> _WHAT IS REQUIRED_
In the data below, find every line with the string "JSON" and pull it out.
>>>
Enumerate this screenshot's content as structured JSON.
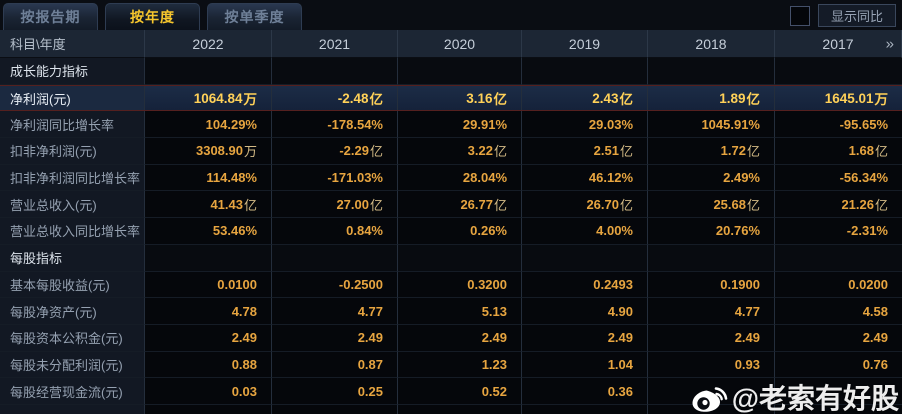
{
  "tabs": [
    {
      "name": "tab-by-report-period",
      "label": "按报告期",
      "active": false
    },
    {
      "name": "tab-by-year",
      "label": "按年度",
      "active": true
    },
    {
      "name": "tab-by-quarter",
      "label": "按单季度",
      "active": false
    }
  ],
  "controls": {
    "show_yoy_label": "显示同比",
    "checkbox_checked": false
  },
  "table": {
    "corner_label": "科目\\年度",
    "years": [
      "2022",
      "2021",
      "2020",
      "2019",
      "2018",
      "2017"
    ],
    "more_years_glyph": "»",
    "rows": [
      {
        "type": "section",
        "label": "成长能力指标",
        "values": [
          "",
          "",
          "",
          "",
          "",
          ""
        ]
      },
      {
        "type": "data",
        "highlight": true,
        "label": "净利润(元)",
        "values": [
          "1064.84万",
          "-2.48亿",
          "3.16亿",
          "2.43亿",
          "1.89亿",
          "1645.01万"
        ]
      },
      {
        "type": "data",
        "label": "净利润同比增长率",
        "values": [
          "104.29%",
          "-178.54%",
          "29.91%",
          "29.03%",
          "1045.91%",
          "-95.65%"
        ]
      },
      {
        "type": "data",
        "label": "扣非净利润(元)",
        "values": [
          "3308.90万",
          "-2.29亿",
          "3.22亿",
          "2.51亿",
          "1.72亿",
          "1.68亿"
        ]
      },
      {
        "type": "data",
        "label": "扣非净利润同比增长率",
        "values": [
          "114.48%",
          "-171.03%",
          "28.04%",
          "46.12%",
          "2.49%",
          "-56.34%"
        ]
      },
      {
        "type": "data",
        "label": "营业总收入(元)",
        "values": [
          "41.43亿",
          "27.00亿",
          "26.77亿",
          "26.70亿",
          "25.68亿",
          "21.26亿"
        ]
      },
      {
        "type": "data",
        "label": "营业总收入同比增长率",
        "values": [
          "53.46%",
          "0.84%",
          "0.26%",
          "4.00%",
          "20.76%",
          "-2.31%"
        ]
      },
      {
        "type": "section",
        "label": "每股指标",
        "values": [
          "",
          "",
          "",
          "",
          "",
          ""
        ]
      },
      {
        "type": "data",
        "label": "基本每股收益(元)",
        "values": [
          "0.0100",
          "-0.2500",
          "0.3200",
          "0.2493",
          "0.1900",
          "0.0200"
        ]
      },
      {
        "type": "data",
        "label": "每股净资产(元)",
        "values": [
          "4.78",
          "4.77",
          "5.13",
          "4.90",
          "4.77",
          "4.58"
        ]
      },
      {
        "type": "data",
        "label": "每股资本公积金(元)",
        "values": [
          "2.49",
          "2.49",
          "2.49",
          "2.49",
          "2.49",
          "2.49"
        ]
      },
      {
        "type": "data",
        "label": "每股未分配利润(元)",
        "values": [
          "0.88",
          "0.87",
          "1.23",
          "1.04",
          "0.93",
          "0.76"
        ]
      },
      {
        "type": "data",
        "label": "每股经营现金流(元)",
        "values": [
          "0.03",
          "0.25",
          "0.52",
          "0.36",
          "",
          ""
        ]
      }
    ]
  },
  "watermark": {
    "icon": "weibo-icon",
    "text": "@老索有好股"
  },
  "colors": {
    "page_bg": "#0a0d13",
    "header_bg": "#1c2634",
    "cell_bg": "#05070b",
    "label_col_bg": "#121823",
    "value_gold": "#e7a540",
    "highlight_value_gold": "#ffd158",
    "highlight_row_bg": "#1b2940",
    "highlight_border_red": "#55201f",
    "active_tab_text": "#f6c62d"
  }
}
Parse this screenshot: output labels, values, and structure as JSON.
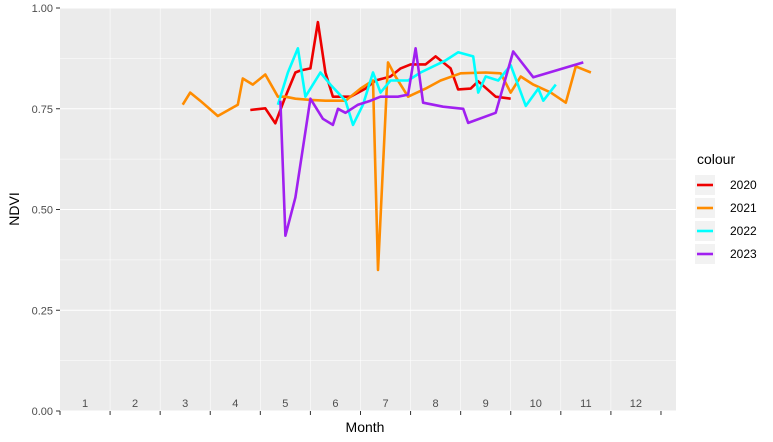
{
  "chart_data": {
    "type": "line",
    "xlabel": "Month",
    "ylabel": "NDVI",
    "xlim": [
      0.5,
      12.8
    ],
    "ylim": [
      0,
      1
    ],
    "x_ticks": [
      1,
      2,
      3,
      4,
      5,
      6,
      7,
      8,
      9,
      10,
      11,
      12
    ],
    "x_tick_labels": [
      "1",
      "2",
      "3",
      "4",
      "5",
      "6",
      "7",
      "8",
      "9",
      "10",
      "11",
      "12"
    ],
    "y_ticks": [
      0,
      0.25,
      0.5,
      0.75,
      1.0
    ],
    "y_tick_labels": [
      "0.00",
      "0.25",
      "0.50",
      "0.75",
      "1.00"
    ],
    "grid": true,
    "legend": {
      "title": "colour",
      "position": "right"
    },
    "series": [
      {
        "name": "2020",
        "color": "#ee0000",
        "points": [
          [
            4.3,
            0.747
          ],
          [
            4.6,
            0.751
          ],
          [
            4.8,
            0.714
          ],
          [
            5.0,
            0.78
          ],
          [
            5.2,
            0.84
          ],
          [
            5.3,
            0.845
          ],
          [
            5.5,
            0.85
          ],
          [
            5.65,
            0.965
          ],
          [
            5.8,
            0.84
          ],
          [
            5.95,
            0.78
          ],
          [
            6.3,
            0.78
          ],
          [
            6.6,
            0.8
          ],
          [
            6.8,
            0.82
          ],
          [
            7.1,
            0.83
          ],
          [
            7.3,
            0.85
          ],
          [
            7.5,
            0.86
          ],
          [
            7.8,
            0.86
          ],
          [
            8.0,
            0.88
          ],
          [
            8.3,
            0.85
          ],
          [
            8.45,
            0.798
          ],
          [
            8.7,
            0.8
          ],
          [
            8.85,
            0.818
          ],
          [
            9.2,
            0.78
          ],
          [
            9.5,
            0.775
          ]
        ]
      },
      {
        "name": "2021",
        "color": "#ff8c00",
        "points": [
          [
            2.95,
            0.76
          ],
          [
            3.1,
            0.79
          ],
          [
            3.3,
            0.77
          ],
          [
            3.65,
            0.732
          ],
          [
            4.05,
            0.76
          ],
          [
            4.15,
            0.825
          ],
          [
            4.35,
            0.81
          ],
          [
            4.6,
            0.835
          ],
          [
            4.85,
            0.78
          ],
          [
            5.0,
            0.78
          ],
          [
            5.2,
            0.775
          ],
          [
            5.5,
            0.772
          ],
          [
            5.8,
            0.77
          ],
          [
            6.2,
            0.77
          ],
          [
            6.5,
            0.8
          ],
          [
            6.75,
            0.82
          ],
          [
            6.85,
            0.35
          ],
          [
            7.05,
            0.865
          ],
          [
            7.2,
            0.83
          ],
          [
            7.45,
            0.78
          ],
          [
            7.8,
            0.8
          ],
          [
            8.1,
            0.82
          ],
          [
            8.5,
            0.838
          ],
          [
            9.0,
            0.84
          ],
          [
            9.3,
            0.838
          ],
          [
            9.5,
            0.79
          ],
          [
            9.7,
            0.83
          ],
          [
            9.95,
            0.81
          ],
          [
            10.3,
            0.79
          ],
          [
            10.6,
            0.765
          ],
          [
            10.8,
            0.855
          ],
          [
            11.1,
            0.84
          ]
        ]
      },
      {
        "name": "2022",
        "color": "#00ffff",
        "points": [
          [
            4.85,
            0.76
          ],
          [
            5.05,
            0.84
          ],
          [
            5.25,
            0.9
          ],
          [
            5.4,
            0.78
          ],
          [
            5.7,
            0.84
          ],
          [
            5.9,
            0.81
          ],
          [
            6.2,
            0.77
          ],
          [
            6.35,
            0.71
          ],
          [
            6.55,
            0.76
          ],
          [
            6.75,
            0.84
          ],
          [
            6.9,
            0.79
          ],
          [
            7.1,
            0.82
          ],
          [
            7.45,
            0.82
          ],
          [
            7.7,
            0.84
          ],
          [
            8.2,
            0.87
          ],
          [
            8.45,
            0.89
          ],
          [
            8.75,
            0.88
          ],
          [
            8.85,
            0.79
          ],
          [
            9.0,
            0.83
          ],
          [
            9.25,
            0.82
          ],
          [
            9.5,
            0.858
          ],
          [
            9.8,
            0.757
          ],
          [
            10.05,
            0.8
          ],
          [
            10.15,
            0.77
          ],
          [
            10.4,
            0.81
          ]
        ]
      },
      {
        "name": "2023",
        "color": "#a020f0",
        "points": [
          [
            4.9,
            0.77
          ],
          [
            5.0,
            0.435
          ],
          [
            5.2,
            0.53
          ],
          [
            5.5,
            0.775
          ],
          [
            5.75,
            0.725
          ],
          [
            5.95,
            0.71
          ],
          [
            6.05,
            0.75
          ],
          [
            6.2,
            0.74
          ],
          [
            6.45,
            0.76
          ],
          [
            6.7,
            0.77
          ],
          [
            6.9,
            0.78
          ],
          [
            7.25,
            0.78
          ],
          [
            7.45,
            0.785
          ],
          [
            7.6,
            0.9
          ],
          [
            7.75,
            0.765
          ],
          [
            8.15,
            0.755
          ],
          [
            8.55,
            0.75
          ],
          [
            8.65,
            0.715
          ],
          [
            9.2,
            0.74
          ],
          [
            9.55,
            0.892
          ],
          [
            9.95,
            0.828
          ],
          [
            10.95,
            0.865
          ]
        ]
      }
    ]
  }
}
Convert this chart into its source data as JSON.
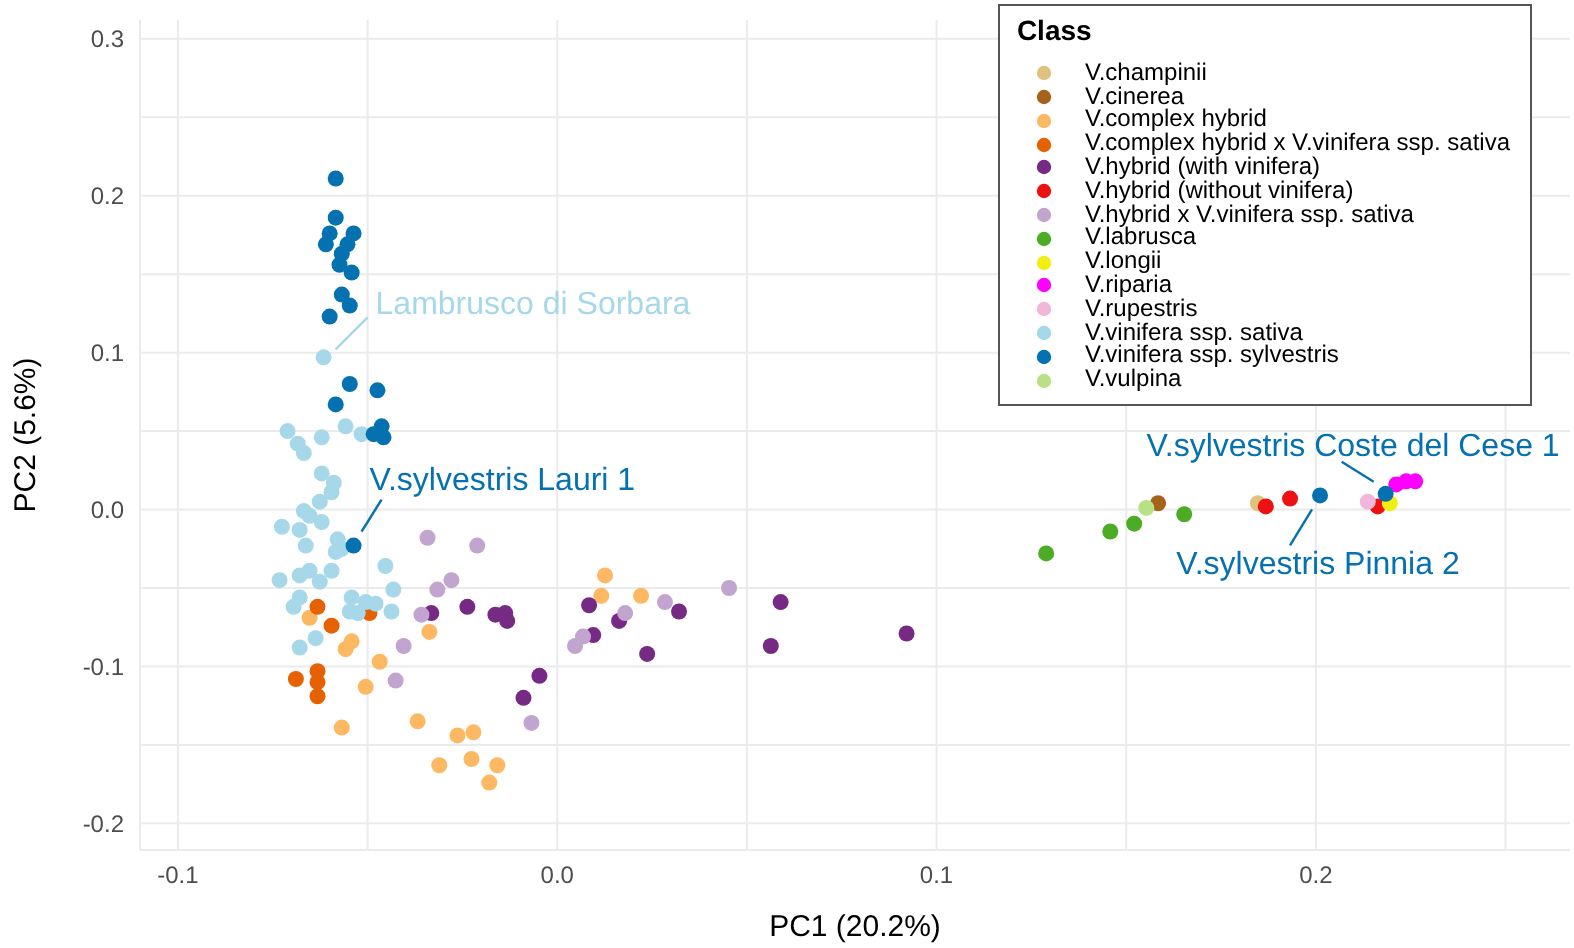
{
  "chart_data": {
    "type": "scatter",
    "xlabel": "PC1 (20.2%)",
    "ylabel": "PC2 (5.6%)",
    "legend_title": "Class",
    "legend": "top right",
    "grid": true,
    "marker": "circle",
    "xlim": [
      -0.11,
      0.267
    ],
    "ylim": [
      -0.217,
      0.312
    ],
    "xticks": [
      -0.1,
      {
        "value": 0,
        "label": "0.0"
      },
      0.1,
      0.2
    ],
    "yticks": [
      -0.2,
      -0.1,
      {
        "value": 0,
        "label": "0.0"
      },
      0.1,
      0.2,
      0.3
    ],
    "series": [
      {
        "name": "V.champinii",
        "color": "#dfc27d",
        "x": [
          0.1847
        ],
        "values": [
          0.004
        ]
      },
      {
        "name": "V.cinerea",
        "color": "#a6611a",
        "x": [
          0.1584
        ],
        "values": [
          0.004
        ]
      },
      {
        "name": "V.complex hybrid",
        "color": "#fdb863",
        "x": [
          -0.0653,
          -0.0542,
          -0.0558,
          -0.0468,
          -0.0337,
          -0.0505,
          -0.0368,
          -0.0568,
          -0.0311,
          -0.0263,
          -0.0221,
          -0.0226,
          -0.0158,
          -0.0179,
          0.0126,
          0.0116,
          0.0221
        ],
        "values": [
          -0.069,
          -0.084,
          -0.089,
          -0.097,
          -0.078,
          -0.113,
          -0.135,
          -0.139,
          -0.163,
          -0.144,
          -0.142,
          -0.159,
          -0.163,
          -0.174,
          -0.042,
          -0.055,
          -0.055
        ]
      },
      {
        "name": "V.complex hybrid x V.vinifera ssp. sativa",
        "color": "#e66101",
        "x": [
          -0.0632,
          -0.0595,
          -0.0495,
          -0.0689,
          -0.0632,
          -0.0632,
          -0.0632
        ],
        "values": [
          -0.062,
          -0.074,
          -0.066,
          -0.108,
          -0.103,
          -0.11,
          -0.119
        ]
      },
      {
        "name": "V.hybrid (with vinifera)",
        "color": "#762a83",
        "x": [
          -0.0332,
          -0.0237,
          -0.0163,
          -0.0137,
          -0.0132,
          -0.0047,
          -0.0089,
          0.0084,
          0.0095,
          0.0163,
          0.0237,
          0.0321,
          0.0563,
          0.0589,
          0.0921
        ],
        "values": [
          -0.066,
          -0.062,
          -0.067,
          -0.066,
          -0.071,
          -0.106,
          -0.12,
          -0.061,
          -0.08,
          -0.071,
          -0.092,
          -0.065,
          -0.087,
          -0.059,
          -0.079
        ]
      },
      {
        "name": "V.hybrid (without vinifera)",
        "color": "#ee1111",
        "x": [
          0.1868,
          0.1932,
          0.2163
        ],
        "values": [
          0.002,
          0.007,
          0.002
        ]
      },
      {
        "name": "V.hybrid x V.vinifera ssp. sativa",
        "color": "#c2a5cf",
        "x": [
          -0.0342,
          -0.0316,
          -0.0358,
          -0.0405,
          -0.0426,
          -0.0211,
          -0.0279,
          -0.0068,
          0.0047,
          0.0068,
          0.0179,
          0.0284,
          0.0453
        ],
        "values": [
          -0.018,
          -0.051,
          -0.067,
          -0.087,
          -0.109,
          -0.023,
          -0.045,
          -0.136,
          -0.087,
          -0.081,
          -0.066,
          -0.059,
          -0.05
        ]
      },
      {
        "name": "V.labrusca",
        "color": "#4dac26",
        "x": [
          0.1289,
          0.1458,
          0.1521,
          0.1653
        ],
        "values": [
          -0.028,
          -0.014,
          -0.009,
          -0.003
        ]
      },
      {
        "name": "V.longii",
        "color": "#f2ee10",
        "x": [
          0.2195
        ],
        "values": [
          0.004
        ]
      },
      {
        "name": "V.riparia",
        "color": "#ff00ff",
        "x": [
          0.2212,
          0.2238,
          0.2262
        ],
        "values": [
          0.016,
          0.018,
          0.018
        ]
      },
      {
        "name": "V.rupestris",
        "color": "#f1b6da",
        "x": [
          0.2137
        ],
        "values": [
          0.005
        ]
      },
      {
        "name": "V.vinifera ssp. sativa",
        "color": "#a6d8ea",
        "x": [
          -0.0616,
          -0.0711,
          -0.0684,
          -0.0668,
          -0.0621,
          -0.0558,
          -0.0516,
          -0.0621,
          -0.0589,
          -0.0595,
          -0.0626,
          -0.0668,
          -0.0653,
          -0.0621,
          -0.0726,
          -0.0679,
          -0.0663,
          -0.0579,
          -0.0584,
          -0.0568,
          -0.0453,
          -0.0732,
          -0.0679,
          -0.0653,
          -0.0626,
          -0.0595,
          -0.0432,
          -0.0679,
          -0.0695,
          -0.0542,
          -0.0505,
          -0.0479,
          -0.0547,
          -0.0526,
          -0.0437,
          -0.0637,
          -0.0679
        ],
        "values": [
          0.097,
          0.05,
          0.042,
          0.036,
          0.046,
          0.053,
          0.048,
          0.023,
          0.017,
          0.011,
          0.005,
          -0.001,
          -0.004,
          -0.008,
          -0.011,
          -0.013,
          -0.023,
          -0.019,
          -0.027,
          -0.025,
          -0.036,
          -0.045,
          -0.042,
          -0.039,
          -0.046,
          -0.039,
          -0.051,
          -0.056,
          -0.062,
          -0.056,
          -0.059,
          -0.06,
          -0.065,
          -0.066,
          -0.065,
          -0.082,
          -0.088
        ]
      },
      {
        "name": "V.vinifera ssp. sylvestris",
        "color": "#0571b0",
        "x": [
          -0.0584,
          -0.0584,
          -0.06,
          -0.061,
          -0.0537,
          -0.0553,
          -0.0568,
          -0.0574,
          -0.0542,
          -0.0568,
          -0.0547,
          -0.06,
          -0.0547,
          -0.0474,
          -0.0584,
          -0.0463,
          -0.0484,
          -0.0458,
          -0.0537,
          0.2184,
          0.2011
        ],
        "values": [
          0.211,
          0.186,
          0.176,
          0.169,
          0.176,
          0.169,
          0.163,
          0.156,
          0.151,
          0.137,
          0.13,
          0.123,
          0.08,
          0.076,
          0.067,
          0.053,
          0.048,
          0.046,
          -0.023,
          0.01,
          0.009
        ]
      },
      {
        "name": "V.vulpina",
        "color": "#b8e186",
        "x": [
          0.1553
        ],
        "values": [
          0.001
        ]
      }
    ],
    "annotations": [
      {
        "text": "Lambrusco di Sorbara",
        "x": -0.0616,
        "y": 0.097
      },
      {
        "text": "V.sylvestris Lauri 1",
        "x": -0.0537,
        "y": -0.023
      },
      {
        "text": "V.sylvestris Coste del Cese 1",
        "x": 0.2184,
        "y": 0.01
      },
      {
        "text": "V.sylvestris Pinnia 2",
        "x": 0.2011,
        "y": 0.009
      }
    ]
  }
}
<<<
> _RESULT OF THE TASK_
Enumerate this screenshot's content as structured JSON.
Parse this screenshot: output labels, values, and structure as JSON.
Convert this chart into its source data as JSON.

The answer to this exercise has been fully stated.